Quote, word for word, only the lines running from the line with "Give me the" through the end of the listing. Leave out the pictures.

╭──

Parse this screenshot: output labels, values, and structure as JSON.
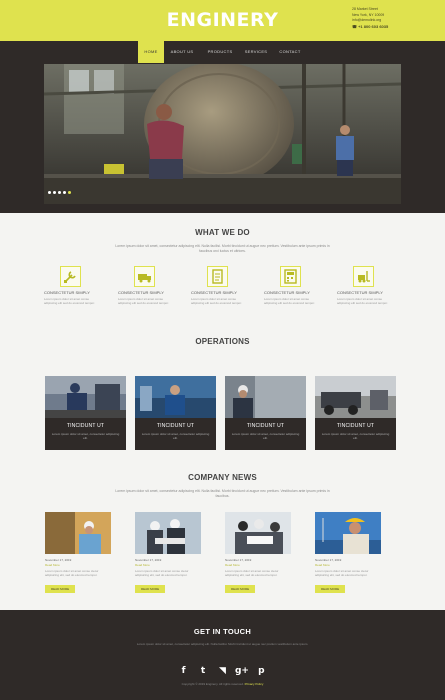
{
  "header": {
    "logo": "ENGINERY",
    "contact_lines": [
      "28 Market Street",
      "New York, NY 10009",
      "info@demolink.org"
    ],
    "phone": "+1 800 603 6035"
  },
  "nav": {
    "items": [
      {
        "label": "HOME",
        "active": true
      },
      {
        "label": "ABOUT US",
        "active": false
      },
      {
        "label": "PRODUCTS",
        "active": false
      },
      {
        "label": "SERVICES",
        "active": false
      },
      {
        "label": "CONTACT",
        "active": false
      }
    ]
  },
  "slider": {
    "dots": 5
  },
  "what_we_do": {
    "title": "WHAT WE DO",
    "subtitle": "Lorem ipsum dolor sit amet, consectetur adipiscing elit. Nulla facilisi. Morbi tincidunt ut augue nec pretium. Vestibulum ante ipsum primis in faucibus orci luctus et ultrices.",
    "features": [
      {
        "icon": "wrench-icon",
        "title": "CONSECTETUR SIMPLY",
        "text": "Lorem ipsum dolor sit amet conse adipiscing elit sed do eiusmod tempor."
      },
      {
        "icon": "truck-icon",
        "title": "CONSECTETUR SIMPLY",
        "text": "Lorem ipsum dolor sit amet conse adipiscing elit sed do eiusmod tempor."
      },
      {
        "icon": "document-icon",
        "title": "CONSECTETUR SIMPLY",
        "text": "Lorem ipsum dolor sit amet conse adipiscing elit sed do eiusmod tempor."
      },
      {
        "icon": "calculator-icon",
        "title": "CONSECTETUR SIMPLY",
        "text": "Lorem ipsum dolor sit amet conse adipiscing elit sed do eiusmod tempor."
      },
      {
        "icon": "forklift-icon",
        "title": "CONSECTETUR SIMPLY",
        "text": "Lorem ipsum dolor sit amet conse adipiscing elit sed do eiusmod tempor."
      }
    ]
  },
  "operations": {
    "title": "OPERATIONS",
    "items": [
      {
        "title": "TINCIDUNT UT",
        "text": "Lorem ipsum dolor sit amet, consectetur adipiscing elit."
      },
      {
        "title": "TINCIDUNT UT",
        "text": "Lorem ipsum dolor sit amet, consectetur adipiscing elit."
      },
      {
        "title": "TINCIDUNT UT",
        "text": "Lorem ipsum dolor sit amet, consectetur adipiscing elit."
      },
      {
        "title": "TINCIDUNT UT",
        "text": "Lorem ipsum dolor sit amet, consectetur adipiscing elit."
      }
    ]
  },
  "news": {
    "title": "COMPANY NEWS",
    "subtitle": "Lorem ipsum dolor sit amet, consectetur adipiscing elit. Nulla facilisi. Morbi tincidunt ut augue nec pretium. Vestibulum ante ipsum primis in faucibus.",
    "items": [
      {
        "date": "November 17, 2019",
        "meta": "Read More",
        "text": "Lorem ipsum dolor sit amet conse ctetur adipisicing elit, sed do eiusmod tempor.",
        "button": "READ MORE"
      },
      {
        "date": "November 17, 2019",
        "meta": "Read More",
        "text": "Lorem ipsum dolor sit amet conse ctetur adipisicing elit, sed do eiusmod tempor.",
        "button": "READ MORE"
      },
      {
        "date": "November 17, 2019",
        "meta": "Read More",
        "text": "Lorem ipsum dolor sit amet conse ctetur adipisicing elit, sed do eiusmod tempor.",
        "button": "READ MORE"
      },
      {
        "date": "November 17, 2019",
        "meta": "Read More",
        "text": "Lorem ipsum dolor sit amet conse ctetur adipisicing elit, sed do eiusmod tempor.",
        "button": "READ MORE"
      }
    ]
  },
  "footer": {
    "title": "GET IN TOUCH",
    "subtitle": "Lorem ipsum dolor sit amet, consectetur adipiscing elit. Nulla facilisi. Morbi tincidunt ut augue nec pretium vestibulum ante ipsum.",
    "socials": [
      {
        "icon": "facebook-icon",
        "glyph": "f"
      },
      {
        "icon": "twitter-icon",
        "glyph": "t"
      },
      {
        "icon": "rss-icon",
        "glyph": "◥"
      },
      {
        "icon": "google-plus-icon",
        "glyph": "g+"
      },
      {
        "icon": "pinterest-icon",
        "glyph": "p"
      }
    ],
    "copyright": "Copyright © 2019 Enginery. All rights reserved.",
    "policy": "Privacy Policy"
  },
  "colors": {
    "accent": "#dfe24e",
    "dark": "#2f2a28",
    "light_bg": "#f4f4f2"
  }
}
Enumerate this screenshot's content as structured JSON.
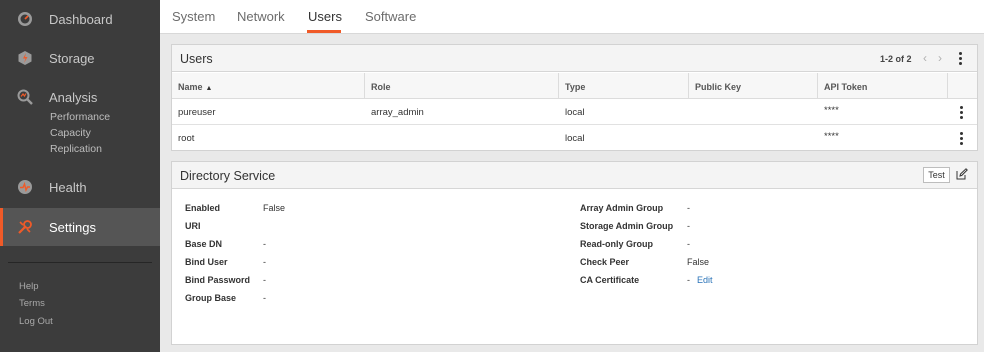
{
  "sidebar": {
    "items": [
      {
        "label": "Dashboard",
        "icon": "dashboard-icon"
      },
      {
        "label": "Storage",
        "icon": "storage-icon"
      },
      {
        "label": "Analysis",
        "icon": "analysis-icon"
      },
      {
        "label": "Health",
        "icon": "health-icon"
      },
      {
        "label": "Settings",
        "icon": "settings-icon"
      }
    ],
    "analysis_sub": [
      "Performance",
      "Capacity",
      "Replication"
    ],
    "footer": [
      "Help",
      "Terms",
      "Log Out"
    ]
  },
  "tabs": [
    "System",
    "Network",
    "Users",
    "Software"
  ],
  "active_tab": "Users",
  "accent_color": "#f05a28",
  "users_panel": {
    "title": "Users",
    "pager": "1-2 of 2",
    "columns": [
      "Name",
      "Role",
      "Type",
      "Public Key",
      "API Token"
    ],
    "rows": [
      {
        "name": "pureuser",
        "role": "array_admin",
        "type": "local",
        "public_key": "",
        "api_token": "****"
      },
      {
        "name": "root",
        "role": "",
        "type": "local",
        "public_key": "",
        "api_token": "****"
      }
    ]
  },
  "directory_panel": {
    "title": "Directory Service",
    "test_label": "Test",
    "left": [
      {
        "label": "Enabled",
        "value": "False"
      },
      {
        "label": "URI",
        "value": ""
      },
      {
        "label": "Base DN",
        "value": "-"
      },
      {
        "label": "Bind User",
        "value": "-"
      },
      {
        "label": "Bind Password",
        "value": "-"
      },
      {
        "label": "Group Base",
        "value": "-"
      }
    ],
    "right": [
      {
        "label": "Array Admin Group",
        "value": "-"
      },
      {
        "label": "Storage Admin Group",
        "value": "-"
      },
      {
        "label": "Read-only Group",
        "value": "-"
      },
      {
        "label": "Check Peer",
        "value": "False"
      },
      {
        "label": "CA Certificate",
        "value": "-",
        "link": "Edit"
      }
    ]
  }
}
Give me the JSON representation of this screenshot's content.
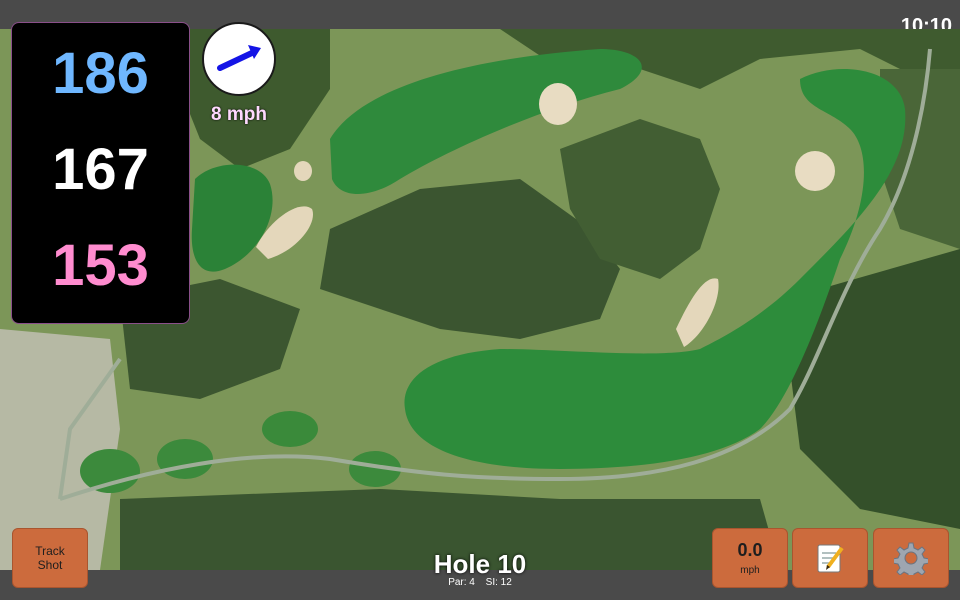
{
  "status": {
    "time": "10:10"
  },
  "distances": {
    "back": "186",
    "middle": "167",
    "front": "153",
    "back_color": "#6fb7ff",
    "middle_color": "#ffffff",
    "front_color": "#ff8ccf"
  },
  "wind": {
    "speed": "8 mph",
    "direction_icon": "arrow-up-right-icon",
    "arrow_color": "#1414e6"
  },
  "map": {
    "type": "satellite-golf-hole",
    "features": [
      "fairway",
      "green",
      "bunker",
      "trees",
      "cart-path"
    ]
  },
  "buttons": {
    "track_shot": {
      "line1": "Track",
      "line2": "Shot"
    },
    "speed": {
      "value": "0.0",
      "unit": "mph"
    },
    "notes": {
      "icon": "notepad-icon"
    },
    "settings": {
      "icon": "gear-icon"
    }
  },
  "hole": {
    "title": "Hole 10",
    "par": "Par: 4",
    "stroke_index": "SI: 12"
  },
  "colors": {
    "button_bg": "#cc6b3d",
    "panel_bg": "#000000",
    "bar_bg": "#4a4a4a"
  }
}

╰──

▶ Result:
Give me the JSON representation of this screenshot's content.
{
  "status": {
    "time": "10:10"
  },
  "distances": {
    "back": "186",
    "middle": "167",
    "front": "153",
    "back_color": "#6fb7ff",
    "middle_color": "#ffffff",
    "front_color": "#ff8ccf"
  },
  "wind": {
    "speed": "8 mph",
    "direction_icon": "arrow-up-right-icon",
    "arrow_color": "#1414e6"
  },
  "map": {
    "type": "satellite-golf-hole",
    "features": [
      "fairway",
      "green",
      "bunker",
      "trees",
      "cart-path"
    ]
  },
  "buttons": {
    "track_shot": {
      "line1": "Track",
      "line2": "Shot"
    },
    "speed": {
      "value": "0.0",
      "unit": "mph"
    },
    "notes": {
      "icon": "notepad-icon"
    },
    "settings": {
      "icon": "gear-icon"
    }
  },
  "hole": {
    "title": "Hole 10",
    "par": "Par: 4",
    "stroke_index": "SI: 12"
  },
  "colors": {
    "button_bg": "#cc6b3d",
    "panel_bg": "#000000",
    "bar_bg": "#4a4a4a"
  }
}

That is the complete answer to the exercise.